What you have to do :: Write out all lines holding the word "рекомендуется".
++++++
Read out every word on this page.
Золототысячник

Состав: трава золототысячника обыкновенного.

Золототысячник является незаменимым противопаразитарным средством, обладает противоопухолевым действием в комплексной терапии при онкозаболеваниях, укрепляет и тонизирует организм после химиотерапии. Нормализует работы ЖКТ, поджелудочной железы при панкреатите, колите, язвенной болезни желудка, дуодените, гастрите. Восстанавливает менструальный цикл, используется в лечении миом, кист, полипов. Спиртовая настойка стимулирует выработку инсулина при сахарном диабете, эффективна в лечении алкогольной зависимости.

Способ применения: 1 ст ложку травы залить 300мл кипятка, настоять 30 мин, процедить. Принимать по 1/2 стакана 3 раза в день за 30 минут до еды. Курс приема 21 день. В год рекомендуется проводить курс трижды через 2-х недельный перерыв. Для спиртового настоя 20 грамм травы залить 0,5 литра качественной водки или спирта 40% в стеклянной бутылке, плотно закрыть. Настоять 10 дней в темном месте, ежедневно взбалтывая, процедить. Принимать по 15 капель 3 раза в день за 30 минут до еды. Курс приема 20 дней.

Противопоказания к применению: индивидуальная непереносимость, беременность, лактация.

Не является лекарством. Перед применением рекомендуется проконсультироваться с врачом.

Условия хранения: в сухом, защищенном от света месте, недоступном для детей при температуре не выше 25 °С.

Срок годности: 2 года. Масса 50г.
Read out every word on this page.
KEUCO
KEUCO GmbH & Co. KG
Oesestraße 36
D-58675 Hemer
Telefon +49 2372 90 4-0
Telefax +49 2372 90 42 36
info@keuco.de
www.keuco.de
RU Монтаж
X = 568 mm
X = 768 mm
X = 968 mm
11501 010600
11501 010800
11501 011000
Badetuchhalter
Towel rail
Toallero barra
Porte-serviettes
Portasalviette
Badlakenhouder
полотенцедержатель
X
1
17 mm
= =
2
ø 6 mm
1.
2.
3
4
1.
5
++++++
Worked answer ::
Способ применения: 1 ст ложку травы залить 300мл кипятка, настоять 30 мин, процедить. Принимать по 1/2 стакана 3 раза в день за 30 минут до еды. Курс приема 21 день. В год рекомендуется проводить курс трижды через 2-х недельный перерыв. Для спиртового настоя 20 грамм травы залить 0,5 литра качественной водки или спирта 40% в стеклянной бутылке, плотно закрыть. Настоять 10 дней в темном месте, ежедневно взбалтывая, процедить. Принимать по 15 капель 3 раза в день за 30 минут до еды. Курс приема 20 дней.
Не является лекарством. Перед применением рекомендуется проконсультироваться с врачом.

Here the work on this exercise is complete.